> [The task]: Return all of the lines below exactly as they are.
-------- Records to use
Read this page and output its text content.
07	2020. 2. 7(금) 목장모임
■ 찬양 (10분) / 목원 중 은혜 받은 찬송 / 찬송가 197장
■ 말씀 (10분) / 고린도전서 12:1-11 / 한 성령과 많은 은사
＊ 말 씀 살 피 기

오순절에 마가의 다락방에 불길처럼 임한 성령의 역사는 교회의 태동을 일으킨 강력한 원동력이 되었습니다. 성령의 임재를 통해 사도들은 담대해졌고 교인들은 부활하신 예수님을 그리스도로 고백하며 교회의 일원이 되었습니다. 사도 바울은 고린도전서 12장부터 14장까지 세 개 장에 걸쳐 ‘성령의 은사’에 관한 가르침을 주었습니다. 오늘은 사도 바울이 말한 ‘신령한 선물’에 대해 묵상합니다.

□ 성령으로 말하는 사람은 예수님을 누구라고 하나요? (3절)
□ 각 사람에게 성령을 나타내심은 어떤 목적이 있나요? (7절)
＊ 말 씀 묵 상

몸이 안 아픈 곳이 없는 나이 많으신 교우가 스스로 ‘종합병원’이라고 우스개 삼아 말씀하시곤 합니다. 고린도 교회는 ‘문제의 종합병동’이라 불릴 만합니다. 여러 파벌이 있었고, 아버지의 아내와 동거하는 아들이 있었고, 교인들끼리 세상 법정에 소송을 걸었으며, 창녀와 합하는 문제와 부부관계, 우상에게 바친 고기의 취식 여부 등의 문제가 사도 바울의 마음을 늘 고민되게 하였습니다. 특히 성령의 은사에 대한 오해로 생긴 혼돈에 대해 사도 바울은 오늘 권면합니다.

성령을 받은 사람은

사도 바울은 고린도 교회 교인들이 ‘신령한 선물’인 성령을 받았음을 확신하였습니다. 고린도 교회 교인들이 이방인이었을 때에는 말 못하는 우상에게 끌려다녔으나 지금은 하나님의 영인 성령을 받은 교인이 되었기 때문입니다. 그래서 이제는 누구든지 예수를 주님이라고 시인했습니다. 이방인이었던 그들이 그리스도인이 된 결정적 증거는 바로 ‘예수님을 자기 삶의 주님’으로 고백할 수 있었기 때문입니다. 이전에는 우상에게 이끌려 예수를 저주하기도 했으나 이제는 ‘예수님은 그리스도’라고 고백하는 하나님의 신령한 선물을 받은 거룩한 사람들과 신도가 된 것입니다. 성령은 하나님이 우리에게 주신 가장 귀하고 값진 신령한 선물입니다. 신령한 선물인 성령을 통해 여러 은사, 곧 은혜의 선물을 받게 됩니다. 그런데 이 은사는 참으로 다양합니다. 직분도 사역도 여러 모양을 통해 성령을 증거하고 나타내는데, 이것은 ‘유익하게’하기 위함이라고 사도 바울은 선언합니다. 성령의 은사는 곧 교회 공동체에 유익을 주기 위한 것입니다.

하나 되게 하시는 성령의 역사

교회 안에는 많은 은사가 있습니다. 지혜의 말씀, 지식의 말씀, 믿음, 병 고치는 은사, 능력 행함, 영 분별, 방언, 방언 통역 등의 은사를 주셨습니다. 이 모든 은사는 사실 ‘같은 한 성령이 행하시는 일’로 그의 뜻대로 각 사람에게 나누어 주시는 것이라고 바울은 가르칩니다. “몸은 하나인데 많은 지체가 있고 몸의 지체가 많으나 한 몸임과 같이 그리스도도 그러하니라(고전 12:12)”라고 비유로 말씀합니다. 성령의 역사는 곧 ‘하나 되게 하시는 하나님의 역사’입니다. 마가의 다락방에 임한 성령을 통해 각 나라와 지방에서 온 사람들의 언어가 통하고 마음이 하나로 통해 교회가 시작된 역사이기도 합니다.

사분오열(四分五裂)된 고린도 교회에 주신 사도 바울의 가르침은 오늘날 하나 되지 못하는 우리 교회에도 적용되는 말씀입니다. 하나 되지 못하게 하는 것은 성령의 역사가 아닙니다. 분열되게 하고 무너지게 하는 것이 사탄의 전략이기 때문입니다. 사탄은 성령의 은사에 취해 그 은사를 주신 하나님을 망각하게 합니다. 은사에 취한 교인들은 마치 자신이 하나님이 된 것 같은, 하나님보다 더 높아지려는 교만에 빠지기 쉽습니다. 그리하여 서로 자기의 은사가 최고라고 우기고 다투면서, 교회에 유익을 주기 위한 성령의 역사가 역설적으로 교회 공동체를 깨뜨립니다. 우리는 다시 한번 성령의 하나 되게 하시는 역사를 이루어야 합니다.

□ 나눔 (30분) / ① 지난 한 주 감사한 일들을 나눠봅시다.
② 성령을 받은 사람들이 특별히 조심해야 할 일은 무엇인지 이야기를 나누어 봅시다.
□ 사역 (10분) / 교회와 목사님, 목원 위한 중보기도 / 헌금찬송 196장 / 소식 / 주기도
----------------
> [Solution to this task]:
Read this page and output its text content.
07	2020. 2. 7(금) 목장모임
■ 찬양 (10분) / 목원 중 은혜 받은 찬송 / 찬송가 197장
■ 말씀 (10분) / 고린도전서 12:1-11 / 한 성령과 많은 은사
＊ 말 씀 살 피 기

오순절에 마가의 다락방에 불길처럼 임한 성령의 역사는 교회의 태동을 일으킨 강력한 원동력이 되었습니다. 성령의 임재를 통해 사도들은 담대해졌고 교인들은 부활하신 예수님을 그리스도로 고백하며 교회의 일원이 되었습니다. 사도 바울은 고린도전서 12장부터 14장까지 세 개 장에 걸쳐 ‘성령의 은사’에 관한 가르침을 주었습니다. 오늘은 사도 바울이 말한 ‘신령한 선물’에 대해 묵상합니다.

□ 성령으로 말하는 사람은 예수님을 누구라고 하나요? (3절)
□ 각 사람에게 성령을 나타내심은 어떤 목적이 있나요? (7절)
＊ 말 씀 묵 상

몸이 안 아픈 곳이 없는 나이 많으신 교우가 스스로 ‘종합병원’이라고 우스개 삼아 말씀하시곤 합니다. 고린도 교회는 ‘문제의 종합병동’이라 불릴 만합니다. 여러 파벌이 있었고, 아버지의 아내와 동거하는 아들이 있었고, 교인들끼리 세상 법정에 소송을 걸었으며, 창녀와 합하는 문제와 부부관계, 우상에게 바친 고기의 취식 여부 등의 문제가 사도 바울의 마음을 늘 고민되게 하였습니다. 특히 성령의 은사에 대한 오해로 생긴 혼돈에 대해 사도 바울은 오늘 권면합니다.

성령을 받은 사람은

사도 바울은 고린도 교회 교인들이 ‘신령한 선물’인 성령을 받았음을 확신하였습니다. 고린도 교회 교인들이 이방인이었을 때에는 말 못하는 우상에게 끌려다녔으나 지금은 하나님의 영인 성령을 받은 교인이 되었기 때문입니다. 그래서 이제는 누구든지 예수를 주님이라고 시인했습니다. 이방인이었던 그들이 그리스도인이 된 결정적 증거는 바로 ‘예수님을 자기 삶의 주님’으로 고백할 수 있었기 때문입니다. 이전에는 우상에게 이끌려 예수를 저주하기도 했으나 이제는 ‘예수님은 그리스도’라고 고백하는 하나님의 신령한 선물을 받은 거룩한 사람들과 신도가 된 것입니다. 성령은 하나님이 우리에게 주신 가장 귀하고 값진 신령한 선물입니다. 신령한 선물인 성령을 통해 여러 은사, 곧 은혜의 선물을 받게 됩니다. 그런데 이 은사는 참으로 다양합니다. 직분도 사역도 여러 모양을 통해 성령을 증거하고 나타내는데, 이것은 ‘유익하게’하기 위함이라고 사도 바울은 선언합니다. 성령의 은사는 곧 교회 공동체에 유익을 주기 위한 것입니다.

하나 되게 하시는 성령의 역사

교회 안에는 많은 은사가 있습니다. 지혜의 말씀, 지식의 말씀, 믿음, 병 고치는 은사, 능력 행함, 영 분별, 방언, 방언 통역 등의 은사를 주셨습니다. 이 모든 은사는 사실 ‘같은 한 성령이 행하시는 일’로 그의 뜻대로 각 사람에게 나누어 주시는 것이라고 바울은 가르칩니다. “몸은 하나인데 많은 지체가 있고 몸의 지체가 많으나 한 몸임과 같이 그리스도도 그러하니라(고전 12:12)”라고 비유로 말씀합니다. 성령의 역사는 곧 ‘하나 되게 하시는 하나님의 역사’입니다. 마가의 다락방에 임한 성령을 통해 각 나라와 지방에서 온 사람들의 언어가 통하고 마음이 하나로 통해 교회가 시작된 역사이기도 합니다.

사분오열(四分五裂)된 고린도 교회에 주신 사도 바울의 가르침은 오늘날 하나 되지 못하는 우리 교회에도 적용되는 말씀입니다. 하나 되지 못하게 하는 것은 성령의 역사가 아닙니다. 분열되게 하고 무너지게 하는 것이 사탄의 전략이기 때문입니다. 사탄은 성령의 은사에 취해 그 은사를 주신 하나님을 망각하게 합니다. 은사에 취한 교인들은 마치 자신이 하나님이 된 것 같은, 하나님보다 더 높아지려는 교만에 빠지기 쉽습니다. 그리하여 서로 자기의 은사가 최고라고 우기고 다투면서, 교회에 유익을 주기 위한 성령의 역사가 역설적으로 교회 공동체를 깨뜨립니다. 우리는 다시 한번 성령의 하나 되게 하시는 역사를 이루어야 합니다.

□ 나눔 (30분) / ① 지난 한 주 감사한 일들을 나눠봅시다.
② 성령을 받은 사람들이 특별히 조심해야 할 일은 무엇인지 이야기를 나누어 봅시다.
□ 사역 (10분) / 교회와 목사님, 목원 위한 중보기도 / 헌금찬송 196장 / 소식 / 주기도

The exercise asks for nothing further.